Your instructions:
Determine how many lines of the data below contain "Meeting", then give only that number.

────────────────────

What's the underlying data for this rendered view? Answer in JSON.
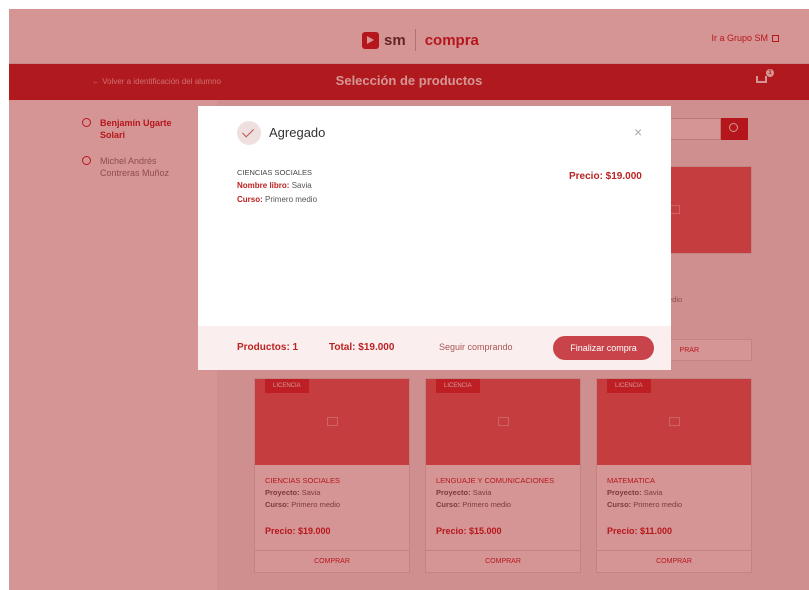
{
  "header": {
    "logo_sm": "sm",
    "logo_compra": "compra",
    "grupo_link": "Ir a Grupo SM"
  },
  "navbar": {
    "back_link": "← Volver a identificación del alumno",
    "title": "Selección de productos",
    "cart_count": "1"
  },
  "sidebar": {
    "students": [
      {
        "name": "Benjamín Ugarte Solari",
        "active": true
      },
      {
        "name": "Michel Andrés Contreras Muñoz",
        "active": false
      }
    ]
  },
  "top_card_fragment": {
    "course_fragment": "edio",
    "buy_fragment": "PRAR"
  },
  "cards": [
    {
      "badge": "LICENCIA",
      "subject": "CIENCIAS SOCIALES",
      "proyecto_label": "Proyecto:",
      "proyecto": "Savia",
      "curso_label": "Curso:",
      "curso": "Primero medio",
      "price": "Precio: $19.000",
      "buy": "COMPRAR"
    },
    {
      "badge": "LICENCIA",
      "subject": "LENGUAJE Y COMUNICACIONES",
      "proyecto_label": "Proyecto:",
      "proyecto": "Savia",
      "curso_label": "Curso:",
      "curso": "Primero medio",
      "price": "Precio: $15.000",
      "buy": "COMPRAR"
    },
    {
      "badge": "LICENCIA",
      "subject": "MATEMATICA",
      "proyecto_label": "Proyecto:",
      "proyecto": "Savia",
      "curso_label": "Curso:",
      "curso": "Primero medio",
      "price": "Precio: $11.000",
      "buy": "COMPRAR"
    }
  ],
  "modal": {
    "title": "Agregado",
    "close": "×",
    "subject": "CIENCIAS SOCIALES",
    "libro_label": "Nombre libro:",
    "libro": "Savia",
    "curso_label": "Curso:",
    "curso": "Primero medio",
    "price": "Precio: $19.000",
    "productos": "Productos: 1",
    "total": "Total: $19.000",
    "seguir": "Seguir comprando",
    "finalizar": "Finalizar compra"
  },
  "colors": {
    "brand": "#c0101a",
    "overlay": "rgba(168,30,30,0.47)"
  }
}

────────────────────

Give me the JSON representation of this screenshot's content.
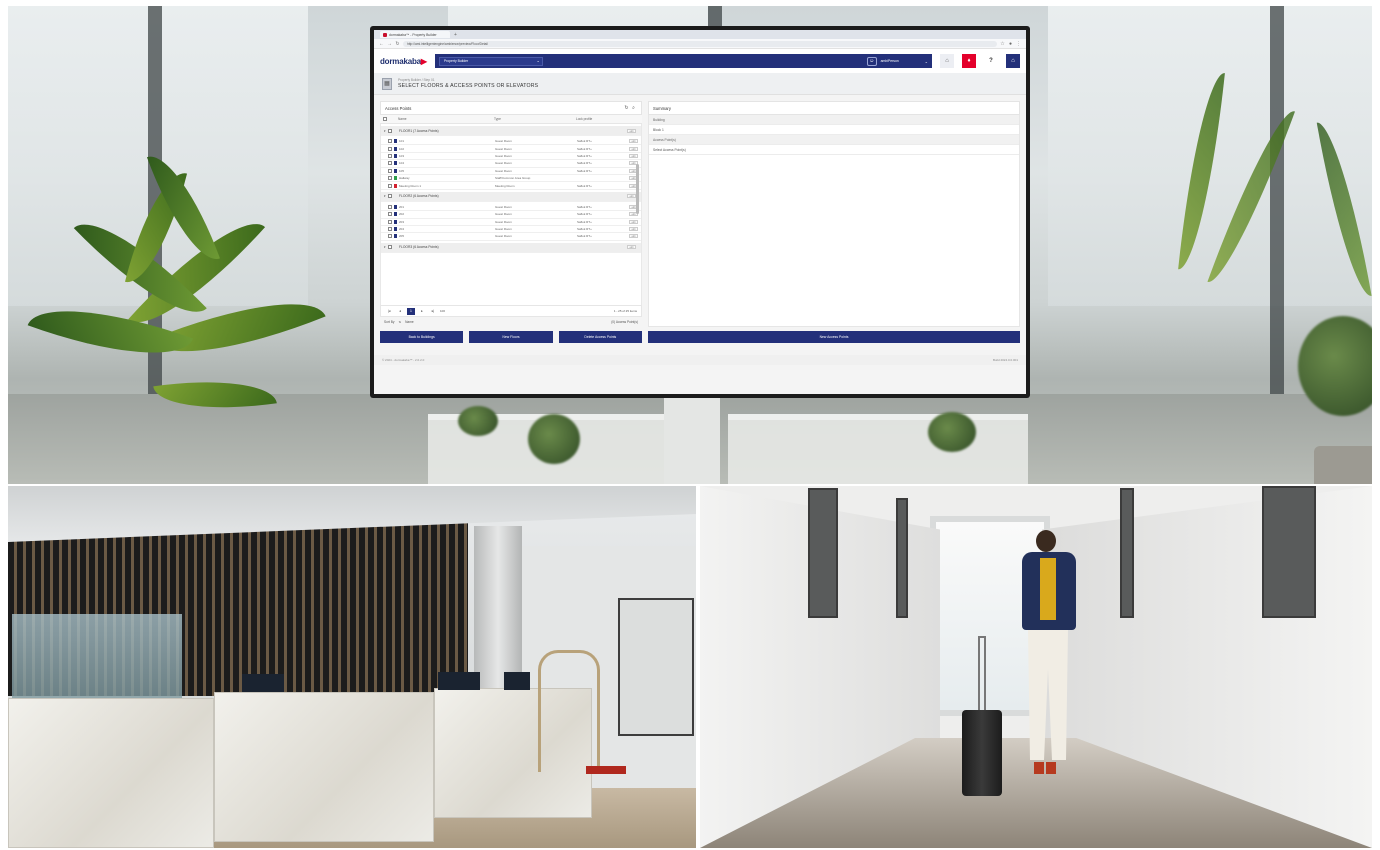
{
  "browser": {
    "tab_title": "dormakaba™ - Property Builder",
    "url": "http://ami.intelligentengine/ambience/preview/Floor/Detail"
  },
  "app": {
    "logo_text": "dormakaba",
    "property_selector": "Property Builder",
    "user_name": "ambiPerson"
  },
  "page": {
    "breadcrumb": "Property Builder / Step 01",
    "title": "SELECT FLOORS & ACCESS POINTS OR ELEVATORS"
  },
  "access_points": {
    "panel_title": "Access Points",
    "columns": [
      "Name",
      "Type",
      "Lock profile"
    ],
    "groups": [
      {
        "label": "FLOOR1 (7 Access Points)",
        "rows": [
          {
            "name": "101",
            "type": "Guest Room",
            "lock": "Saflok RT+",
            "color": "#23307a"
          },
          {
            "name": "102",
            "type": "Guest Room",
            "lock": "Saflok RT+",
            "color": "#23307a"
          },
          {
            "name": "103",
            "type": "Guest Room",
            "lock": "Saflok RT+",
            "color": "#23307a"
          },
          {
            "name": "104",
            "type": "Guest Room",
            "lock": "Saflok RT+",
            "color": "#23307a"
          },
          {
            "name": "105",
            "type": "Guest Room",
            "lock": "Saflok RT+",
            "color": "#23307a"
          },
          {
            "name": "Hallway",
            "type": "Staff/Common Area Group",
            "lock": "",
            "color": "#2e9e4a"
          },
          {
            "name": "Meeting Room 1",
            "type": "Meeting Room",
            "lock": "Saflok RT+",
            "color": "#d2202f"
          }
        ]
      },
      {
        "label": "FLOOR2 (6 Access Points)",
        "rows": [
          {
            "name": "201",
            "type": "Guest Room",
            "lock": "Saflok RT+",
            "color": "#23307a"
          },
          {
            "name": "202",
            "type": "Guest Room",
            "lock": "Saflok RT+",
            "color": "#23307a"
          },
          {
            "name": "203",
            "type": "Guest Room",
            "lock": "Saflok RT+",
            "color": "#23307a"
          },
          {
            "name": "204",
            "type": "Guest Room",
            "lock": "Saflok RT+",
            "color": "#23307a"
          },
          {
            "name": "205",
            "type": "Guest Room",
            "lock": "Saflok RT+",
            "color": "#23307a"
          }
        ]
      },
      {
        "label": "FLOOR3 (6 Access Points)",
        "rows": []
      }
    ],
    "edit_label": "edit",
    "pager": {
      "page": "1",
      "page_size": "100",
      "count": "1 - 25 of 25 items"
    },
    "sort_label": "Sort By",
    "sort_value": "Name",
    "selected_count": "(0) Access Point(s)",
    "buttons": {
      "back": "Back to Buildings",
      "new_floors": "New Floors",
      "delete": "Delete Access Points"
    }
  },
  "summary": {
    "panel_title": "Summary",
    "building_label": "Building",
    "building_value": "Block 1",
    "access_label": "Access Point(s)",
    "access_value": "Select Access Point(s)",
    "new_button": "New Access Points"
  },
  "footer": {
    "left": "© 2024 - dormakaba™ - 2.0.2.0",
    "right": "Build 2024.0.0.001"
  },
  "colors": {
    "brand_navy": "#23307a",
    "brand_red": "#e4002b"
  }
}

────────────────────

Correct output:
2